### Exercise directions
Can you reproduce each line of the records below character for character, without changing anything?

[Bounding box labels]
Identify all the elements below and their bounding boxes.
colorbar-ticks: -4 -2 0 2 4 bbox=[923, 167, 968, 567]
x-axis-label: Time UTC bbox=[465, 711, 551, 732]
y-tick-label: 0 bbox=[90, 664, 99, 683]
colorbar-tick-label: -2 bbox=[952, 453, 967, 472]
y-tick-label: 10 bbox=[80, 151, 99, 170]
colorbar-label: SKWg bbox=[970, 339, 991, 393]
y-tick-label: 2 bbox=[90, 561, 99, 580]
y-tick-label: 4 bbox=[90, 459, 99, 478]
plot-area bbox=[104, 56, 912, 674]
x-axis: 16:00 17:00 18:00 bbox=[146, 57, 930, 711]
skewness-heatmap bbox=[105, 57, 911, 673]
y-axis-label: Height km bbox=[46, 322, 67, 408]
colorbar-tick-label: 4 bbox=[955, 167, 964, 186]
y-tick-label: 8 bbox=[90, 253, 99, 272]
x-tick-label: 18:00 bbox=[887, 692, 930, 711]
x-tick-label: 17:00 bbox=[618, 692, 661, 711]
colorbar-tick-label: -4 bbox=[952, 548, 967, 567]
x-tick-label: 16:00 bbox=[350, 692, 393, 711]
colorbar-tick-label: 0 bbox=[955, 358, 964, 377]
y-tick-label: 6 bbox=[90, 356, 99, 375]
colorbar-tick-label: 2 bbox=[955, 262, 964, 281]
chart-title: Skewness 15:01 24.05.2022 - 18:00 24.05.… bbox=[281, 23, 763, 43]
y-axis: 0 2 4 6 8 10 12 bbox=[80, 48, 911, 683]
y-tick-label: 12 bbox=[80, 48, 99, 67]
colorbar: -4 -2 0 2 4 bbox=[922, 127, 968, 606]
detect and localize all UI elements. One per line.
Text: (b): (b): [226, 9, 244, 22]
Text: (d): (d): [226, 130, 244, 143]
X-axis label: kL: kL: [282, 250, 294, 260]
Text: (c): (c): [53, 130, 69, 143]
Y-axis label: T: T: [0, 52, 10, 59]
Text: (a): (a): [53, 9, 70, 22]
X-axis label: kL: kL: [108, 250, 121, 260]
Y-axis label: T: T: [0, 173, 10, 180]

### Task answer
Identify all the elements below and their bounding boxes.
colorbar-ticks: -4 -2 0 2 4 bbox=[923, 167, 968, 567]
x-axis-label: Time UTC bbox=[465, 711, 551, 732]
y-tick-label: 0 bbox=[90, 664, 99, 683]
colorbar-tick-label: -2 bbox=[952, 453, 967, 472]
y-tick-label: 10 bbox=[80, 151, 99, 170]
colorbar-label: SKWg bbox=[970, 339, 991, 393]
y-tick-label: 2 bbox=[90, 561, 99, 580]
y-tick-label: 4 bbox=[90, 459, 99, 478]
plot-area bbox=[104, 56, 912, 674]
x-axis: 16:00 17:00 18:00 bbox=[146, 57, 930, 711]
skewness-heatmap bbox=[105, 57, 911, 673]
y-axis-label: Height km bbox=[46, 322, 67, 408]
colorbar-tick-label: 4 bbox=[955, 167, 964, 186]
y-tick-label: 8 bbox=[90, 253, 99, 272]
x-tick-label: 18:00 bbox=[887, 692, 930, 711]
x-tick-label: 17:00 bbox=[618, 692, 661, 711]
colorbar-tick-label: -4 bbox=[952, 548, 967, 567]
x-tick-label: 16:00 bbox=[350, 692, 393, 711]
colorbar-tick-label: 0 bbox=[955, 358, 964, 377]
y-tick-label: 6 bbox=[90, 356, 99, 375]
colorbar-tick-label: 2 bbox=[955, 262, 964, 281]
chart-title: Skewness 15:01 24.05.2022 - 18:00 24.05.… bbox=[281, 23, 763, 43]
y-axis: 0 2 4 6 8 10 12 bbox=[80, 48, 911, 683]
y-tick-label: 12 bbox=[80, 48, 99, 67]
colorbar: -4 -2 0 2 4 bbox=[922, 127, 968, 606]
detect and localize all UI elements. One per line.
Text: (b): (b): [226, 9, 244, 22]
Text: (d): (d): [226, 130, 244, 143]
X-axis label: kL: kL: [282, 250, 294, 260]
Text: (c): (c): [53, 130, 69, 143]
Y-axis label: T: T: [0, 52, 10, 59]
Text: (a): (a): [53, 9, 70, 22]
X-axis label: kL: kL: [108, 250, 121, 260]
Y-axis label: T: T: [0, 173, 10, 180]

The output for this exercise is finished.